— Begin Entries shown —

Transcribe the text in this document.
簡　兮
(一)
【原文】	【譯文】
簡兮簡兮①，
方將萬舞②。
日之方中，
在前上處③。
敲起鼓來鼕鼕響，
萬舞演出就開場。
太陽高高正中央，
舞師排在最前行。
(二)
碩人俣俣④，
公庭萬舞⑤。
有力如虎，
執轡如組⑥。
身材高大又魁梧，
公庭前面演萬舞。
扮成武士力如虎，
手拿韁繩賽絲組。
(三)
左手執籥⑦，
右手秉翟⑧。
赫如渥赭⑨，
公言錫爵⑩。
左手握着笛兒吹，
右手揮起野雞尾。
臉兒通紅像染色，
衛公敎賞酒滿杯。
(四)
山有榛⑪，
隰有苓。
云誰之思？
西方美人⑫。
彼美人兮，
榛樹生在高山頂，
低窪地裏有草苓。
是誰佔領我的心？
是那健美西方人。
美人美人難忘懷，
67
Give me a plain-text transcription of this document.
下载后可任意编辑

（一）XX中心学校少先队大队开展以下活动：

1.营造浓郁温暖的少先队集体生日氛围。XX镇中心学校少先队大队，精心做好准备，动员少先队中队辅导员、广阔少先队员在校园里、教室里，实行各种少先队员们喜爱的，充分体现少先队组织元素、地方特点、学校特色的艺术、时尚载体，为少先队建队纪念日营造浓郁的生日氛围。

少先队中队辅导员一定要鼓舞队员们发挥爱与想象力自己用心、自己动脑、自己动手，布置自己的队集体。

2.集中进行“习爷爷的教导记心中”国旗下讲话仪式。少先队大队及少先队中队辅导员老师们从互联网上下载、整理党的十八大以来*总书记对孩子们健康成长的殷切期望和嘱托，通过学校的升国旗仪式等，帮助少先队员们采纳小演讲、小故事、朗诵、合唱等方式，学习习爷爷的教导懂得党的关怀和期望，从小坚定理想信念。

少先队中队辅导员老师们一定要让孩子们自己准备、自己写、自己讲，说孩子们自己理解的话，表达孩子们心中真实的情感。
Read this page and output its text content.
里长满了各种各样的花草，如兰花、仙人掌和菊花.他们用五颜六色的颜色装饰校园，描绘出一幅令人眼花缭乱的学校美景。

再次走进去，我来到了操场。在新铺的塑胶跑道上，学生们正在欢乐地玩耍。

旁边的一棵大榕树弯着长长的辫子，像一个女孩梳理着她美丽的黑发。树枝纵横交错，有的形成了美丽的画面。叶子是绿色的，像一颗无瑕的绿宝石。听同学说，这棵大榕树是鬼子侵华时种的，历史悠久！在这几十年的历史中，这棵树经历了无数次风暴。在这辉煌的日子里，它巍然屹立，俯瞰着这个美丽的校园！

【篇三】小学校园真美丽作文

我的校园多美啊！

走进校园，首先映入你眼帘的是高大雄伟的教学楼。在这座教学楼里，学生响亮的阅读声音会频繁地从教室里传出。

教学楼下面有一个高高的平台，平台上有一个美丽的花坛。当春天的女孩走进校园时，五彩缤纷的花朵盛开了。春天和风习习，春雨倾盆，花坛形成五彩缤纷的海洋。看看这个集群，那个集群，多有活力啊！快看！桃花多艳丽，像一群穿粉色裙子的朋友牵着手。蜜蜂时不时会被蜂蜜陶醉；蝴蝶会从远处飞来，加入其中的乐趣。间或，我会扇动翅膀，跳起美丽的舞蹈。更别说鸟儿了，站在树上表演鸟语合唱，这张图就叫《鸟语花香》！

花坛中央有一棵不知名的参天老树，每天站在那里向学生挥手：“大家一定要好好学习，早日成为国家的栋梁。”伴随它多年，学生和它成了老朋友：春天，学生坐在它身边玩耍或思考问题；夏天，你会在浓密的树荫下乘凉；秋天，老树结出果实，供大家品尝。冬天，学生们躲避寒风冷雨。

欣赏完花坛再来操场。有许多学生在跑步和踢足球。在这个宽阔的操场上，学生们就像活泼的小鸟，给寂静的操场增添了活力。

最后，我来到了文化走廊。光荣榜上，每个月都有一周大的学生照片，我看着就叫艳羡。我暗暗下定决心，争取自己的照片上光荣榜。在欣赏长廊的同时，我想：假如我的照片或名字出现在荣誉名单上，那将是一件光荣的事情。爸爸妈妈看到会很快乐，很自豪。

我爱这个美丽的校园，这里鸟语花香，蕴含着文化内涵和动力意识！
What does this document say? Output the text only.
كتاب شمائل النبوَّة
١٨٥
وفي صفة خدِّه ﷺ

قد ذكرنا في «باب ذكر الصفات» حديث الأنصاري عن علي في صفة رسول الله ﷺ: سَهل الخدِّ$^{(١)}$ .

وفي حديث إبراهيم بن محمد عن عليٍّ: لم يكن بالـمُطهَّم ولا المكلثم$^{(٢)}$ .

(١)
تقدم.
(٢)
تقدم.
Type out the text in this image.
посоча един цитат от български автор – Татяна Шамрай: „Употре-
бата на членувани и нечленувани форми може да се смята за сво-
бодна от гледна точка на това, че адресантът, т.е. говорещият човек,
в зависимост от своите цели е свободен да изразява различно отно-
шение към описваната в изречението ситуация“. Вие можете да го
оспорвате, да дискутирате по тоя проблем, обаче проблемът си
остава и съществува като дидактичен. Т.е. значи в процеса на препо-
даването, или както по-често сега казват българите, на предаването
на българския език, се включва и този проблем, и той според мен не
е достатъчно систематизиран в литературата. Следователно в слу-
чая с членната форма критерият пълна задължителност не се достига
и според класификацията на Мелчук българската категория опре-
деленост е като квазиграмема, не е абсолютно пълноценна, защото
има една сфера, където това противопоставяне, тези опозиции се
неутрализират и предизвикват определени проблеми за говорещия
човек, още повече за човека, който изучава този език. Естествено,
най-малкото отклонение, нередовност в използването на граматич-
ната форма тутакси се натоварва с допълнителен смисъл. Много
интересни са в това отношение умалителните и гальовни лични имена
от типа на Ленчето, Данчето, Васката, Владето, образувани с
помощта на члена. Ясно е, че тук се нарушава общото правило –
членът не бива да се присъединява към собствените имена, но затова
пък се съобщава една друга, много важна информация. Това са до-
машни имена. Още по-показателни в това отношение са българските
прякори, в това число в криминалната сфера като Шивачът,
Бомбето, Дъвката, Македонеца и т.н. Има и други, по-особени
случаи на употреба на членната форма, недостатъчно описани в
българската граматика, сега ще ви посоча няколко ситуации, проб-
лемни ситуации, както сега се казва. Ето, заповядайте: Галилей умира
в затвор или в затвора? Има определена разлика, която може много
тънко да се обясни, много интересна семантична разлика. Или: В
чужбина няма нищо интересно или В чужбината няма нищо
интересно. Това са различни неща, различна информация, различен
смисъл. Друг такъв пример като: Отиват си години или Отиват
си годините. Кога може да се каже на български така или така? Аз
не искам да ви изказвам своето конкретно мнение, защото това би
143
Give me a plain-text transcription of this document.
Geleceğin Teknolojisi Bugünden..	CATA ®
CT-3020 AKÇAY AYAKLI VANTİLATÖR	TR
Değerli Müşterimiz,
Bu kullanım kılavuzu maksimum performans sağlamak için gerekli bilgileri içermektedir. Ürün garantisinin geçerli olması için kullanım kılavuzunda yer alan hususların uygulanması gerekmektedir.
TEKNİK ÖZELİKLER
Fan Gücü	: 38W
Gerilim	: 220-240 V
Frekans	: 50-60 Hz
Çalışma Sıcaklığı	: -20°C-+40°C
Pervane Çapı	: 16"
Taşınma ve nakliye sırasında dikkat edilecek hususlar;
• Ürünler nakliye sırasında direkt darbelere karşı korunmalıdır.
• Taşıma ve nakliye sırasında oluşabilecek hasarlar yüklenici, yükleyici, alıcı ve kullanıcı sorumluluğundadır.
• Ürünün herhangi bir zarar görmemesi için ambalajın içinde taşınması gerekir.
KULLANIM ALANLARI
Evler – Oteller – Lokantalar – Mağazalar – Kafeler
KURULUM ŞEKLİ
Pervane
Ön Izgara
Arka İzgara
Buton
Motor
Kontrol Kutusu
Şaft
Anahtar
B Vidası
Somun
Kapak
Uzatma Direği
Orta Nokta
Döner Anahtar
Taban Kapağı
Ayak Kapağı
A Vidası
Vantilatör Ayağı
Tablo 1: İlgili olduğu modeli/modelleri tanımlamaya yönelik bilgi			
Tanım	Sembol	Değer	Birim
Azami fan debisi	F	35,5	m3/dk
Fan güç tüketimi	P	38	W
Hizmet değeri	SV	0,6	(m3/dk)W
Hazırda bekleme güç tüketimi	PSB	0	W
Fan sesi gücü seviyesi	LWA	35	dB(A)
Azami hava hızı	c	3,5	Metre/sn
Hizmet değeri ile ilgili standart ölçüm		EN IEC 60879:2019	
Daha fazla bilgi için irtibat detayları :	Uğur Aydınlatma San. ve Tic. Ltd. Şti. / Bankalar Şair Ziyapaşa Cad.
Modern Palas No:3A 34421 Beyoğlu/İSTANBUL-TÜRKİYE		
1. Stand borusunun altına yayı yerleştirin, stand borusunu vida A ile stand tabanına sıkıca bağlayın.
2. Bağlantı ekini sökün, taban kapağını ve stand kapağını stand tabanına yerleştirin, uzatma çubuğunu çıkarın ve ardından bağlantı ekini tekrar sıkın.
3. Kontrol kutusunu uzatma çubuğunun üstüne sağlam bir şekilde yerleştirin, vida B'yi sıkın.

— End Entries shown —

◆ **Work instructions**: Go through the lines above. Select every one that has the string "език".

◆ **Complete response**:
на българския език, се включва и този проблем, и той според мен не
човек, още повече за човека, който изучава този език. Естествено,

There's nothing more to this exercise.